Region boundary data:
:::::

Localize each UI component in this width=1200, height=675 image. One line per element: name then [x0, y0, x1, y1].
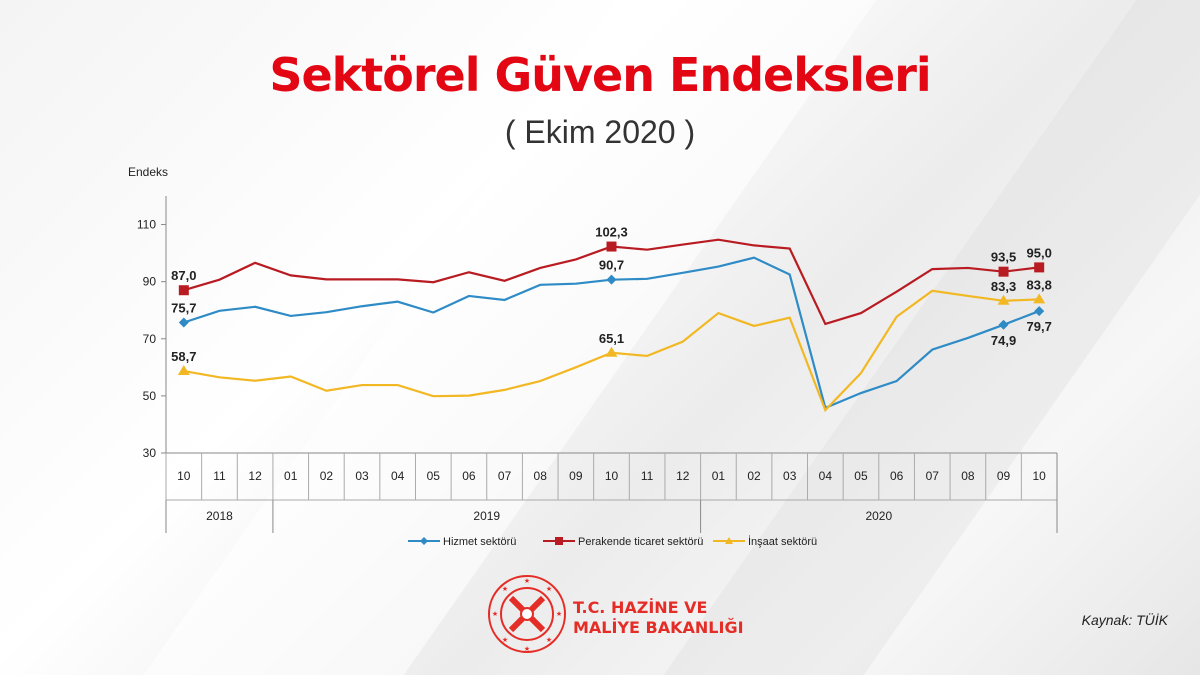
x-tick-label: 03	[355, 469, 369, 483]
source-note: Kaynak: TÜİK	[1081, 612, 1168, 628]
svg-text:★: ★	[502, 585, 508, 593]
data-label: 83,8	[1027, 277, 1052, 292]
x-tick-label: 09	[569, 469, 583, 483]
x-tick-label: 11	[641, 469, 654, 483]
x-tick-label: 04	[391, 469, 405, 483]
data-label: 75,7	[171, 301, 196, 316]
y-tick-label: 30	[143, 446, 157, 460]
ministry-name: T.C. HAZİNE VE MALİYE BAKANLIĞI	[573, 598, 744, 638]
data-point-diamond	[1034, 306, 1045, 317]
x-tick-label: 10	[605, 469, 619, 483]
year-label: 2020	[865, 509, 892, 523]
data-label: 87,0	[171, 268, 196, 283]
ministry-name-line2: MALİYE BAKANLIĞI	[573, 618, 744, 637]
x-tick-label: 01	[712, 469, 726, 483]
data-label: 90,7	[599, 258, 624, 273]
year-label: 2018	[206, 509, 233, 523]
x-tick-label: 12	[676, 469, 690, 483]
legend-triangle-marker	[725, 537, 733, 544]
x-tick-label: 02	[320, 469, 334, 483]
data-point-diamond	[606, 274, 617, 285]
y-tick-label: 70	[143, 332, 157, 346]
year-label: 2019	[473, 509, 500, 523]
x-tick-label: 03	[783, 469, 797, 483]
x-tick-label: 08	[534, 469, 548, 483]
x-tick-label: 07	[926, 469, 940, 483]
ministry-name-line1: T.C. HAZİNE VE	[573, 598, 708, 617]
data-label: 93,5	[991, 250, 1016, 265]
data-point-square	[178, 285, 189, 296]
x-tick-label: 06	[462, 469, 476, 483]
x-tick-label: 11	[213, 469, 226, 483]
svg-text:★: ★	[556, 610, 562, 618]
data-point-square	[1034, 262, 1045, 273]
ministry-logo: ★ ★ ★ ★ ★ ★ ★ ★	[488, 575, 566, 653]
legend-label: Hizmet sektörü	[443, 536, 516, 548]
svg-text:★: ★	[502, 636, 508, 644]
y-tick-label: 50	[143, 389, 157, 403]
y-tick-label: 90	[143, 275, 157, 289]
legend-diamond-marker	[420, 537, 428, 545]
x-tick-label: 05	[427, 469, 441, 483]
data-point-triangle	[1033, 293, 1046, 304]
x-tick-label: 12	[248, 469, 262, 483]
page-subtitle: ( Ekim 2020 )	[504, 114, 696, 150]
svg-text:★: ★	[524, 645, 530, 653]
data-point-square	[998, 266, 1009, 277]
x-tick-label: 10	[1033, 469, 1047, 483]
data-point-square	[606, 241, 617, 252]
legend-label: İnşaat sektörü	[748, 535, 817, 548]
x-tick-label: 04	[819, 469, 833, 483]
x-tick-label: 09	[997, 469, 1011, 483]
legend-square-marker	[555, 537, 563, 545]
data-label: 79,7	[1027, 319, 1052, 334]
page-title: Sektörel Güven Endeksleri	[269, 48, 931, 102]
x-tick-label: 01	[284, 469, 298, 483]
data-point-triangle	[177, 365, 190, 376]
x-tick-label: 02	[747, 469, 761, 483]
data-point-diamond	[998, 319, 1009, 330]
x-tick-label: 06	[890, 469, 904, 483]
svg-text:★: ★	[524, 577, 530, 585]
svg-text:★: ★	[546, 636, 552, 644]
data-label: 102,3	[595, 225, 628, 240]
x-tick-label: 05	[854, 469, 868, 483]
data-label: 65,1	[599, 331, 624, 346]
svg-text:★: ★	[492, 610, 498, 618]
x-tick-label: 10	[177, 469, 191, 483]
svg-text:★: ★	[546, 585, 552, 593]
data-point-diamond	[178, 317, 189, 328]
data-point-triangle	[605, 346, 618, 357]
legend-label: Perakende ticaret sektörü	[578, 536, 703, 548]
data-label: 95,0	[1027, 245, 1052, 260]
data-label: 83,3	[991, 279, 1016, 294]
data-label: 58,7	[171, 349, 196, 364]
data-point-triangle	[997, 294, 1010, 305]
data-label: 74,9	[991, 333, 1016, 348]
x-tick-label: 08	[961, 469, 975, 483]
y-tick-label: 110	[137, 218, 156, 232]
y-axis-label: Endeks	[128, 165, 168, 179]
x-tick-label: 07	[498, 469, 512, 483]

:::::

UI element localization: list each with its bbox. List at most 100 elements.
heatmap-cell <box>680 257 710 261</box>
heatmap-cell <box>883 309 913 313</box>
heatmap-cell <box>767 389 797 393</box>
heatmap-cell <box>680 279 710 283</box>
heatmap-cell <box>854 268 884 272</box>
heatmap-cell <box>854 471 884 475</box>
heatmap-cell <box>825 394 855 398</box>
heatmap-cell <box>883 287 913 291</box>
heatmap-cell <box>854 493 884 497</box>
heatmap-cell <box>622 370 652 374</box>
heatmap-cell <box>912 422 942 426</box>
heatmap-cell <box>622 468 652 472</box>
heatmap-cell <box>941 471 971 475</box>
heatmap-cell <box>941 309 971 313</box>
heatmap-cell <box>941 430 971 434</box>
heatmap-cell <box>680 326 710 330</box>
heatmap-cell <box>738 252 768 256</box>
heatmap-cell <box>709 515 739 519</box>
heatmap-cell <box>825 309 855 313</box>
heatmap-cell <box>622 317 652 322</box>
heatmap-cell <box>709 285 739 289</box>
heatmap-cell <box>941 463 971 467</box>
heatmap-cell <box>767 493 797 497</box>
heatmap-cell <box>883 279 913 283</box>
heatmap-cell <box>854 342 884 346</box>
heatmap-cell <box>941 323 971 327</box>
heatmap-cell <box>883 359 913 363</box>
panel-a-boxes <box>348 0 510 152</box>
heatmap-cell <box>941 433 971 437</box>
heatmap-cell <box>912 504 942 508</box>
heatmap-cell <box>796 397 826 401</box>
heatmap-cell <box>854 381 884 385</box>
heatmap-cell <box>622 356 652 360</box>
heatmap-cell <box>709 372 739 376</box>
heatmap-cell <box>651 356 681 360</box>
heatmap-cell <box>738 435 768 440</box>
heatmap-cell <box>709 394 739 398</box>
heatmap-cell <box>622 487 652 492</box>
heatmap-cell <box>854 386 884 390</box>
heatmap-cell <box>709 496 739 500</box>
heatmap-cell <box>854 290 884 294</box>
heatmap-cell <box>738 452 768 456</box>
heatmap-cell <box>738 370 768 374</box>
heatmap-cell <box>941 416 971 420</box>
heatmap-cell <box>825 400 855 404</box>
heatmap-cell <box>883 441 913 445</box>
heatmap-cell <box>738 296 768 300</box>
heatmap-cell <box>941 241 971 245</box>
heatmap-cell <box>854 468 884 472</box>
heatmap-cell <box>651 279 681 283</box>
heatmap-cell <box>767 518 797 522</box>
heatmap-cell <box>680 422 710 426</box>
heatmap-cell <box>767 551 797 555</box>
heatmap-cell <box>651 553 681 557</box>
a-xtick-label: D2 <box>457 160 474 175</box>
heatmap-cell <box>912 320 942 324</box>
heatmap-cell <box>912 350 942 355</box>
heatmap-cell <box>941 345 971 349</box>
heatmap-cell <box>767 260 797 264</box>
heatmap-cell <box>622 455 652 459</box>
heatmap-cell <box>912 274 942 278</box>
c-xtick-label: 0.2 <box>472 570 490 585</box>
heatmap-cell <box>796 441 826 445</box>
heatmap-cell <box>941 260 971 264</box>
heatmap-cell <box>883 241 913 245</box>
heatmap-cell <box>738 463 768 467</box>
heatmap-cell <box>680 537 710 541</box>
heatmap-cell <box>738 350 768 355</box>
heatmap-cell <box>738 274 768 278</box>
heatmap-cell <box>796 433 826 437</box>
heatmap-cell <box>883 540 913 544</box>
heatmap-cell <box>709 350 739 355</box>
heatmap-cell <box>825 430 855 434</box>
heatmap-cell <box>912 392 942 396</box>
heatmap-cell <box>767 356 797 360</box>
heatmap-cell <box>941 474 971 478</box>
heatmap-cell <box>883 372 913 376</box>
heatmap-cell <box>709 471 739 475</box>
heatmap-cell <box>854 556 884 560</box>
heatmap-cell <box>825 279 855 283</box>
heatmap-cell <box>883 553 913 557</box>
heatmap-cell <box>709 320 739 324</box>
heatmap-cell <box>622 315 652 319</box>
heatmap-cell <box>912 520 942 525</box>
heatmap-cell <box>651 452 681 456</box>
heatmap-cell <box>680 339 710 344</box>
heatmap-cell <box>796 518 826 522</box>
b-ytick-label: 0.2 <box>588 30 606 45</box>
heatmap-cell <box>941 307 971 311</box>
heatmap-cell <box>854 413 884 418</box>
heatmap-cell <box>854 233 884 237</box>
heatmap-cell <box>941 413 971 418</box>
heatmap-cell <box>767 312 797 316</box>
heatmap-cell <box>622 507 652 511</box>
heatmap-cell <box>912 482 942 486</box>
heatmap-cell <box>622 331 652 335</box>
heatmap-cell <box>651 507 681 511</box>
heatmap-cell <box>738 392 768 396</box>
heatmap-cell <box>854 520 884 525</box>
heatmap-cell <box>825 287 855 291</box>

:::::

* Task goal *
Copy out every line from the one containing "UI element localization: list" down to the one containing "heatmap-cell <box>854 471 884 475</box>", inclusive, reproducing each precisely as it appears.

* Response for this exercise *
UI element localization: list each with its bbox. List at most 100 elements.
heatmap-cell <box>680 257 710 261</box>
heatmap-cell <box>883 309 913 313</box>
heatmap-cell <box>767 389 797 393</box>
heatmap-cell <box>680 279 710 283</box>
heatmap-cell <box>854 268 884 272</box>
heatmap-cell <box>854 471 884 475</box>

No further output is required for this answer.